── EXTRACTED RECORDS
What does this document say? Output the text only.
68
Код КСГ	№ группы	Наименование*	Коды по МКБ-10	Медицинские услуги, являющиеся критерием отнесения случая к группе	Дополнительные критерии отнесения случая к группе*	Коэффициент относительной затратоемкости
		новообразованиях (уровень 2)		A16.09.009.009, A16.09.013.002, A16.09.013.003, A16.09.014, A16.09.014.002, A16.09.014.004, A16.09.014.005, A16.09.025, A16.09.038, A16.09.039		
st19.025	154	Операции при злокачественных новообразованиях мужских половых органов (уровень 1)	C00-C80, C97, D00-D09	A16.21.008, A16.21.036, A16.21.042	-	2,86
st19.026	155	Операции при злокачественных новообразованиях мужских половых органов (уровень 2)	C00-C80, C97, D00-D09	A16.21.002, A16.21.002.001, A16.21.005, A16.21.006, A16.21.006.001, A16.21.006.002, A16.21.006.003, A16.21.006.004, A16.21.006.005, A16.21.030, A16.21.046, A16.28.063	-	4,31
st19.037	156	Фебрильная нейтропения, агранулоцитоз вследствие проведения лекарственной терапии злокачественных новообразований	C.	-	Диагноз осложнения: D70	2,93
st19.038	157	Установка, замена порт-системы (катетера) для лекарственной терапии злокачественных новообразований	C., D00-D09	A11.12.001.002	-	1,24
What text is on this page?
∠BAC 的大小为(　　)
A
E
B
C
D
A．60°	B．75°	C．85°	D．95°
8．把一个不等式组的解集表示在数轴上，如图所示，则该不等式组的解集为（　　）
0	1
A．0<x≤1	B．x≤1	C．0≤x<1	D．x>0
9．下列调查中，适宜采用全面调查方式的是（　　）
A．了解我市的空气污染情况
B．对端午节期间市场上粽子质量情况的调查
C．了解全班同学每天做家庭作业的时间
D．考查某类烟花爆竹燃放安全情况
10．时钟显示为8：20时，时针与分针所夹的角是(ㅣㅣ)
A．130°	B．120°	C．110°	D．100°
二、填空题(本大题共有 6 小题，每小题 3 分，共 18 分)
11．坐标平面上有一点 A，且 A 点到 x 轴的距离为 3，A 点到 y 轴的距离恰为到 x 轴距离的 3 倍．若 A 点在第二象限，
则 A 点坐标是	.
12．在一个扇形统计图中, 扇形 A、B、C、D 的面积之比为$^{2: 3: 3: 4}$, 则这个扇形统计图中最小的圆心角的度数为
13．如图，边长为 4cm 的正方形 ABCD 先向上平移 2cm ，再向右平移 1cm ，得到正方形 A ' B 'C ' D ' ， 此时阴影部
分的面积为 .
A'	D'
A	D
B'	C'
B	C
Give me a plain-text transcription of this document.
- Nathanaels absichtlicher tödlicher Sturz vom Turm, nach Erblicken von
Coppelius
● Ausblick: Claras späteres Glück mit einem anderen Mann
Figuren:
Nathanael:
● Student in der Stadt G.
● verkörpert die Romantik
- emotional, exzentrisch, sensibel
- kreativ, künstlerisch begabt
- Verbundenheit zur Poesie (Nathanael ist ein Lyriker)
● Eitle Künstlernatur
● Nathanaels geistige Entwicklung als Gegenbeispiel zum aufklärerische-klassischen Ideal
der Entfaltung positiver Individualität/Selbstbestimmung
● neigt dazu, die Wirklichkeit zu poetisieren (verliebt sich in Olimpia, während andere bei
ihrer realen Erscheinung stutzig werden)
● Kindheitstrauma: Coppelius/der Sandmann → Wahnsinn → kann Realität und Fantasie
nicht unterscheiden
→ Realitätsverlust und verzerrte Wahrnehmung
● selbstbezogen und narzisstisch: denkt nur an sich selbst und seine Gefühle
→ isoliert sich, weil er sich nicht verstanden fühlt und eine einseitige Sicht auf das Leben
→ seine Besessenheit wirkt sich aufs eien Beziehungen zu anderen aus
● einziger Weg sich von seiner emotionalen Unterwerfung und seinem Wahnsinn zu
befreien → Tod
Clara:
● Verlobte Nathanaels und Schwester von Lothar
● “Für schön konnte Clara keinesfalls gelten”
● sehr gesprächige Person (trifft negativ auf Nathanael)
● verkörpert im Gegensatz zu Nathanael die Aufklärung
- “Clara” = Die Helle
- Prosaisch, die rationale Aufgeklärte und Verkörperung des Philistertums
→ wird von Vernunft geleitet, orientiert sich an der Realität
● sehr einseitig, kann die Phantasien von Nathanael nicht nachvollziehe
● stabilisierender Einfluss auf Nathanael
────
State how many lines of the listing above include the word "новообразованиях". Give nothing but the number.

3